+++ Extrait +++

Le front orageux s'éloigne vers le sud, et le vent nous permet de reprendre notre route vers la Grèce. Je rectifie la destination; Nous n'irons plus directement vers Nidri sur l'ile de Lefkada (Leucade en fr) mais sur le premier abri côtier à portée raisonnable de navigation. Ce sera la baie d'Atheros sur l'ile de Kefalonia (Céphalonie) pour un mouillage. Le traceur gps prévoit une arrivée vers 18h heure en heure occidentale, 19h heure grecque. Encore 11h30 à tenir...


Je me cale sur le banc bâbord, visant vers l'Est, impatient de voir apparaître le soleil. Savitri vogue sous voiles, dans ce "silence peuplé" si doux à mes sens. De temps en temps je me tourne avec soulagement vers les orages au sud qui, avec la distance et la lumière du jour naissant, prennent peu à peu l'allure vague d'une barre de nuages lointains. La fatigue m’engourdit totalement, mes mouvements sont lents, mon corps lourd. Mais mes yeux ne se ferment pourtant pas, refusant de céder. Les tensions de la nuit sont encore présentes. Il y a une vingtaine d'heures que je n'ai pas pris de repos et je reste là, les yeux posés sur les lueurs de l'aurore, marmonnant presque malgré moi à plusieurs reprises : "Illios, quand vas-tu te décider à apparaître ?" comme une litanie implorant le lever du jour. Jusqu'à ce qu'Isis émerge de son court sommeil et vienne me relayer. Je quitte le cockpit pour m'effondrer dans notre cabine. Il est 7h30.

+++ Données fournies +++

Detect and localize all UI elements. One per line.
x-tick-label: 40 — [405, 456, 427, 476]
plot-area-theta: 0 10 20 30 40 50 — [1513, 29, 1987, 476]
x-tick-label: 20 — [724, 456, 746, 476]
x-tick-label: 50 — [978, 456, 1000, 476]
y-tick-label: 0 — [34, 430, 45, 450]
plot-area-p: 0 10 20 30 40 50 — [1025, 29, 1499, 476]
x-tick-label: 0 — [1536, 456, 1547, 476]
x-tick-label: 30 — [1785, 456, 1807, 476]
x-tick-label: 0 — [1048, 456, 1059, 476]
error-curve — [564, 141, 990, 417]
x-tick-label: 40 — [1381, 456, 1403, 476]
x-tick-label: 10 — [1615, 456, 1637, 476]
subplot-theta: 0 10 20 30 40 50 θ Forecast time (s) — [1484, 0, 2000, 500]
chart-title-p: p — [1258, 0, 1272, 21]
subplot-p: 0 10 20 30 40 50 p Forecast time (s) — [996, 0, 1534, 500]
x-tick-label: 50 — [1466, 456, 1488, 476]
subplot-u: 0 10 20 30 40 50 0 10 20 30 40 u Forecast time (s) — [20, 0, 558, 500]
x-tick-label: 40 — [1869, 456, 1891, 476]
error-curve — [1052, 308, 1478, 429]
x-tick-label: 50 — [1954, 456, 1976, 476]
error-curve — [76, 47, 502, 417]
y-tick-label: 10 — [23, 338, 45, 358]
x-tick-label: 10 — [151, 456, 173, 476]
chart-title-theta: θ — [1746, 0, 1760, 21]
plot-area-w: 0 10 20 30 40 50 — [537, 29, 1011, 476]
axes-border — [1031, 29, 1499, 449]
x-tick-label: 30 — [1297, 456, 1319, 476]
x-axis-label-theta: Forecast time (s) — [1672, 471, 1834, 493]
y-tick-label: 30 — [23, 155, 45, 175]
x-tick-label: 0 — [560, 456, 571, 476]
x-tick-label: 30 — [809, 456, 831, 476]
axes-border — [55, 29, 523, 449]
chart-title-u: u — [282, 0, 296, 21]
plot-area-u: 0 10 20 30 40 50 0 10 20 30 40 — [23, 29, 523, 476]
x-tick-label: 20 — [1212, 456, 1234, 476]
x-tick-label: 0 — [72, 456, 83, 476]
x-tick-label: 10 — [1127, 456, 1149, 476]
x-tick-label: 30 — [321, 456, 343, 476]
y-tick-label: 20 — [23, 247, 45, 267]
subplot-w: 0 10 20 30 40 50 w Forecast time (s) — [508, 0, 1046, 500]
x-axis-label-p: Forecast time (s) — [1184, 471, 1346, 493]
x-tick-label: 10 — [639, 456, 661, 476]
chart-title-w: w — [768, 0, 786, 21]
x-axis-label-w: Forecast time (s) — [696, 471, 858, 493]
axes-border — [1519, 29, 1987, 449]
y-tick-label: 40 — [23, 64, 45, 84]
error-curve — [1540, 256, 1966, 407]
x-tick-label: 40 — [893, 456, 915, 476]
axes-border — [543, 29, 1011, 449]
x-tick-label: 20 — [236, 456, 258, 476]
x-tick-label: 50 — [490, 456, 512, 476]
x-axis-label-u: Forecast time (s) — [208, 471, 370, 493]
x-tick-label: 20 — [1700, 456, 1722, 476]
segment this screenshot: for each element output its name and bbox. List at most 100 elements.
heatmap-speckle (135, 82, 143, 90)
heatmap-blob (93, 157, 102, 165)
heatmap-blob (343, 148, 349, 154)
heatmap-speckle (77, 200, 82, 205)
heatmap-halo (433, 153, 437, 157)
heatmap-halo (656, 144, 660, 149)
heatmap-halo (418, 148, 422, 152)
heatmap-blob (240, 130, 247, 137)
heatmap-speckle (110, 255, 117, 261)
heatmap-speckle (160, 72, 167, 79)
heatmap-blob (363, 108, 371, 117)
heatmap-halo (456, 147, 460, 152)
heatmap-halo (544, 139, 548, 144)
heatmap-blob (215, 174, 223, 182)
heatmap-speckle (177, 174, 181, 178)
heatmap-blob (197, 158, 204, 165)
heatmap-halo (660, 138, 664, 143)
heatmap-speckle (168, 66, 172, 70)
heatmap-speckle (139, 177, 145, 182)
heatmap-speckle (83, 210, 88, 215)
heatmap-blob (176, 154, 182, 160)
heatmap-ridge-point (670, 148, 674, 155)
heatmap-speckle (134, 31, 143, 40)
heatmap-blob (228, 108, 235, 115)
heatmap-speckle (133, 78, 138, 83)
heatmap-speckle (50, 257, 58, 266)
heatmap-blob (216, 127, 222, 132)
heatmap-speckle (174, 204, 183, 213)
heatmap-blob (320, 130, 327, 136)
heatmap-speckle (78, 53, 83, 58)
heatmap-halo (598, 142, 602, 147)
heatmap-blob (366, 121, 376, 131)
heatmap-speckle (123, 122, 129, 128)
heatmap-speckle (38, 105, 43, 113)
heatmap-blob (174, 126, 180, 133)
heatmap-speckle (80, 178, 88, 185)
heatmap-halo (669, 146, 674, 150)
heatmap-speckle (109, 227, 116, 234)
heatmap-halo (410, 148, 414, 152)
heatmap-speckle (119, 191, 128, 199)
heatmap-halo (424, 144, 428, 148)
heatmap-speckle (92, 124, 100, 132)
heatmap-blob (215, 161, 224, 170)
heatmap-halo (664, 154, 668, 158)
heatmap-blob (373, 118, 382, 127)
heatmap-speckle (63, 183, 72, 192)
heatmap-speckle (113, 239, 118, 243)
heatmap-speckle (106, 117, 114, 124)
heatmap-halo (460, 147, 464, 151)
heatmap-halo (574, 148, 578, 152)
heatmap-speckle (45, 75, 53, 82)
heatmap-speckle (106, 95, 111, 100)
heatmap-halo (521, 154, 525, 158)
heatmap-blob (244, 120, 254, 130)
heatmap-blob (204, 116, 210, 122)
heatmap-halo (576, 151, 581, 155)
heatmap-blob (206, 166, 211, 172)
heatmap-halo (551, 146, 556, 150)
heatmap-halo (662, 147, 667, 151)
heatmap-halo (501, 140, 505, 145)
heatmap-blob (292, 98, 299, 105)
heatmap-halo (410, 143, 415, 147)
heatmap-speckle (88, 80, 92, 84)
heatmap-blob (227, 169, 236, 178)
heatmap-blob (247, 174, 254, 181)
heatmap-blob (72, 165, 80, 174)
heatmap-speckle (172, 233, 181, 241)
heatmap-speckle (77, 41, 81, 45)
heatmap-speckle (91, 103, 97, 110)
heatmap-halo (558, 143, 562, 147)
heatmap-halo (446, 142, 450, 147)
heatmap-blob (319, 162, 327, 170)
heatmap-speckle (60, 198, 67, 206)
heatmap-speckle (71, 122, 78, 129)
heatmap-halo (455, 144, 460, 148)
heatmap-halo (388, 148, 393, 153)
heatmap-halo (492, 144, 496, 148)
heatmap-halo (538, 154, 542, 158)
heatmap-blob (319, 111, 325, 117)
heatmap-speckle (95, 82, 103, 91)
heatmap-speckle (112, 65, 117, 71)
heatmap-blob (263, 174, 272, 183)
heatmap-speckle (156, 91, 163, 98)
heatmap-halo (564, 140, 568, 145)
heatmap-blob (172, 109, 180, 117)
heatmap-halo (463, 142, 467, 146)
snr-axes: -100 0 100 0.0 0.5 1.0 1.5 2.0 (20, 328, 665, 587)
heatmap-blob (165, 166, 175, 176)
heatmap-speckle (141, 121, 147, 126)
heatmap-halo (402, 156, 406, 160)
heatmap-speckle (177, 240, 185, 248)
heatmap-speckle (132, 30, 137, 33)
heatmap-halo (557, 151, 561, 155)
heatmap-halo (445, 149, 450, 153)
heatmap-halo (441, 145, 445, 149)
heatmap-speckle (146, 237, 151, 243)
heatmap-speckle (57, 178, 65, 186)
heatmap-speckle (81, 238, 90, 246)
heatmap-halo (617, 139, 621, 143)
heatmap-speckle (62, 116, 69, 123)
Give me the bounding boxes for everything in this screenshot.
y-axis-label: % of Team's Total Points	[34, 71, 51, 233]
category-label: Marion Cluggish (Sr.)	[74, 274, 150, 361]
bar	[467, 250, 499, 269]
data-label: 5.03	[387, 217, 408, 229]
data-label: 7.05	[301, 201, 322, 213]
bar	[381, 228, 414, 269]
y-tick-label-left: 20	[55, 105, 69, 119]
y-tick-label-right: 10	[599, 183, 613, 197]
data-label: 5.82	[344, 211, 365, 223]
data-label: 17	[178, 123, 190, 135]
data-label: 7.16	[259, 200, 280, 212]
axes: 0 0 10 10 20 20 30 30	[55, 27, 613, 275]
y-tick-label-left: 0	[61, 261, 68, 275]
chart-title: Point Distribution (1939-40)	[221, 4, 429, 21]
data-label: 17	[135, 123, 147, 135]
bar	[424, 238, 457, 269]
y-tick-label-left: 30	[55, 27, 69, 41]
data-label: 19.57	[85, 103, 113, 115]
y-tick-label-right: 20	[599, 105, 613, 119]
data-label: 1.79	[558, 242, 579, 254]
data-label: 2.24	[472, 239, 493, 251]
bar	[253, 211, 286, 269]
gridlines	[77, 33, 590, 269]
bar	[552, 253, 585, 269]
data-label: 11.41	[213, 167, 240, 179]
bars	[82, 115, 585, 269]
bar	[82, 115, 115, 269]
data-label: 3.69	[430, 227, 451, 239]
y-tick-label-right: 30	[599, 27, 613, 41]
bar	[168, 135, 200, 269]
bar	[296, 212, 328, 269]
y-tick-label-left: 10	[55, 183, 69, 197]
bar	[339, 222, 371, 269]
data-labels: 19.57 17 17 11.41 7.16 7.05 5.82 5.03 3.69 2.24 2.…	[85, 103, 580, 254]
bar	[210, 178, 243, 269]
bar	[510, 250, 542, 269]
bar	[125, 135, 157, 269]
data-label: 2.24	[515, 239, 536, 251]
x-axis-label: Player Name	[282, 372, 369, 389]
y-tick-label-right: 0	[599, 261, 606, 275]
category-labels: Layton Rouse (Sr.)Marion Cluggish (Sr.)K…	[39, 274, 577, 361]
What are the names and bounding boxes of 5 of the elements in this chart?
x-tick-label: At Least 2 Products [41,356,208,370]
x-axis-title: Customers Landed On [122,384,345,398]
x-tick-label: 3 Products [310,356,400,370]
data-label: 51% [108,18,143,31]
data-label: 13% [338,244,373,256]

+++

» **À réaliser**:
A. Renommez "Atheros" en "Myrtos" dans le récit de traversée, sur tout ce qui va de "Le front orageux" jusqu'à "11h30 à tenir...", et recopiez ce passage ainsi modifié.
B. Répondez brièvement aux questions suivantes sur le récit de traversée :
(i) Vers quel lieu la route menait-elle directement avant la rectification de destination ?
(ii) À quelle heure grecque le traceur GPS prévoit-il l'arrivée ?
(iii) Quelle heure est-il au moment où le narrateur quitte le cockpit ?
C. Reprenez le récit de traversée là où il s'arrête et poursuivez-le.
Le listing constitue un matériau indépendant du récit de traversée.

» **Réponses**:
A.
Le front orageux s'éloigne vers le sud, et le vent nous permet de reprendre notre route vers la Grèce. Je rectifie la destination; Nous n'irons plus directement vers Nidri sur l'ile de Lefkada (Leucade en fr) mais sur le premier abri côtier à portée raisonnable de navigation. Ce sera la baie d'Myrtos sur l'ile de Kefalonia (Céphalonie) pour un mouillage. Le traceur gps prévoit une arrivée vers 18h heure en heure occidentale, 19h heure grecque. Encore 11h30 à tenir...

B.
(i) Vers Nidri, sur l'île de Lefkada.
(ii) Vers 19 h.
(iii) 7 h 30.

C.
Le sommeil a beau être profond, en mer, le cerveau semble conserver une part constante de vigilance. D'abord les pas sur le roof au-dessus de ma tête, que je reconnais comme étant ceux de Marceau et une demi conscience s'éclaire derrière l'obscurité de mes paupières. Puis le son des voiles qui battent se mêle aux petits impacts des pieds de Marceau, comme agités, et dissipent encore les éthers du sommeil. Conscience floue que quelque chose se produit. Mais le corps demeure inerte, léthargique. Enfin la voix d'Isis : "Va vite chercher ton papa !" qui elle active la mécanique d'un corps qui, par lui-même et soudainement, se met en mouvement dans une sorte de gestuelle de l'habitude, se redresse, enfile ses chaussures, sort de la cabine, traverse la cabine de douche, arrive dans le carré et se poste en bas de la descente, bientôt rejoint par une conscience qui se serait laissée surprendre par tant de célérité. Comme un auto focus un peu lent tarde à vous produire une image nette dans le viseur d'un appareil photo.

La situation est simple. Le vent a progressivement baissé pour devenir une brise légère. Savitri, sous voile, a ralenti au point de s'arrêter totalement et notre bon "Jean Marc" (oui, parce que Jean Marc Barr(e) toujours!) est devenu incapable de manœuvrer laissant la-dite petite brise passer à contre dans le génois. Ainsi Savitri a quitté sa route et tourne sur lui-même, balloté par la houle.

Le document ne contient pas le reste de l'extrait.